**The problem**
Give back each entry unchanged, minus pictures.
START Listed records
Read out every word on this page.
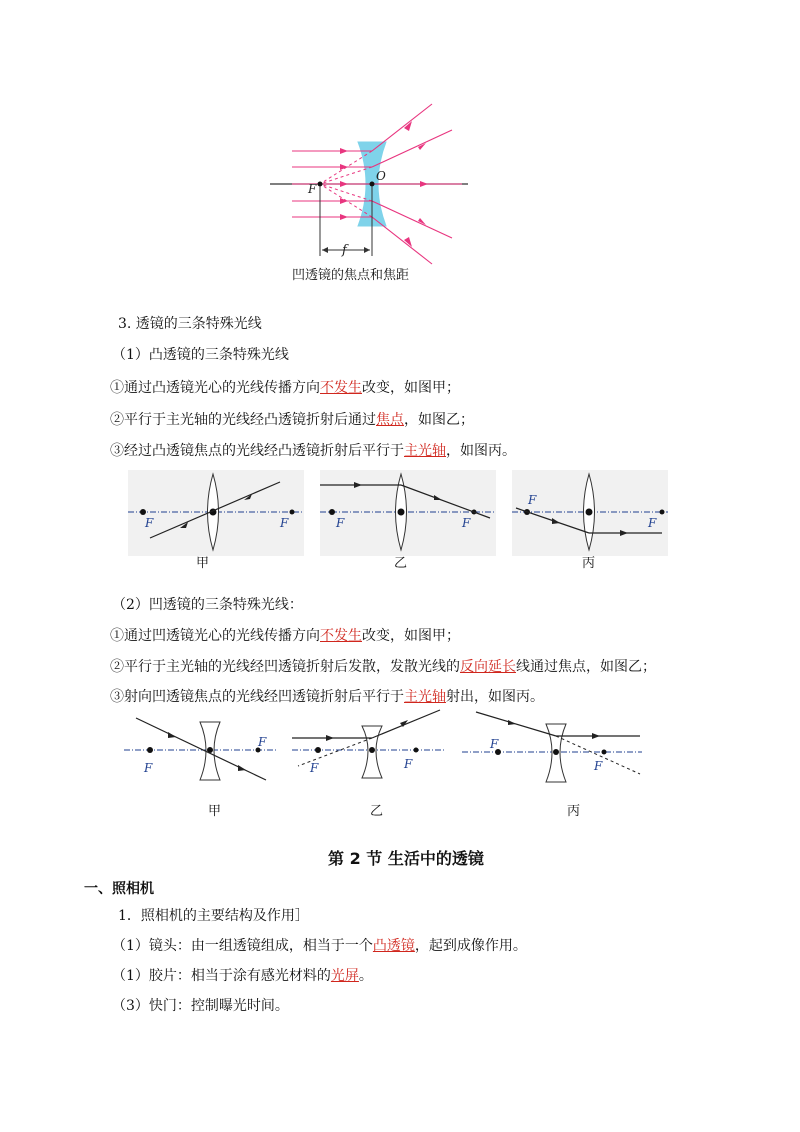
F
O
f
凹透镜的焦点和焦距
3. 透镜的三条特殊光线
（1）凸透镜的三条特殊光线
①通过凸透镜光心的光线传播方向不发生改变，如图甲；
②平行于主光轴的光线经凸透镜折射后通过焦点，如图乙；
③经过凸透镜焦点的光线经凸透镜折射后平行于主光轴，如图丙。
F	F	F	F
F
F
甲	乙	丙
（2）凹透镜的三条特殊光线：
①通过凹透镜光心的光线传播方向不发生改变，如图甲；
②平行于主光轴的光线经凹透镜折射后发散，发散光线的反向延长线通过焦点，如图乙；
③射向凹透镜焦点的光线经凹透镜折射后平行于主光轴射出，如图丙。
F
F
F	F
F
F
甲	乙	丙
第 2 节 生活中的透镜
一、照相机
1．照相机的主要结构及作用］
（1）镜头：由一组透镜组成，相当于一个凸透镜，起到成像作用。
（1）胶片：相当于涂有感光材料的光屏。
（3）快门：控制曝光时间。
END Listed records
**Solution for this exercise**
Read out every word on this page.
F
O
f
凹透镜的焦点和焦距
3. 透镜的三条特殊光线
（1）凸透镜的三条特殊光线
①通过凸透镜光心的光线传播方向不发生改变，如图甲；
②平行于主光轴的光线经凸透镜折射后通过焦点，如图乙；
③经过凸透镜焦点的光线经凸透镜折射后平行于主光轴，如图丙。
F	F	F	F
F
F
甲	乙	丙
（2）凹透镜的三条特殊光线：
①通过凹透镜光心的光线传播方向不发生改变，如图甲；
②平行于主光轴的光线经凹透镜折射后发散，发散光线的反向延长线通过焦点，如图乙；
③射向凹透镜焦点的光线经凹透镜折射后平行于主光轴射出，如图丙。
F
F
F	F
F
F
甲	乙	丙
第 2 节 生活中的透镜
一、照相机
1．照相机的主要结构及作用］
（1）镜头：由一组透镜组成，相当于一个凸透镜，起到成像作用。
（1）胶片：相当于涂有感光材料的光屏。
（3）快门：控制曝光时间。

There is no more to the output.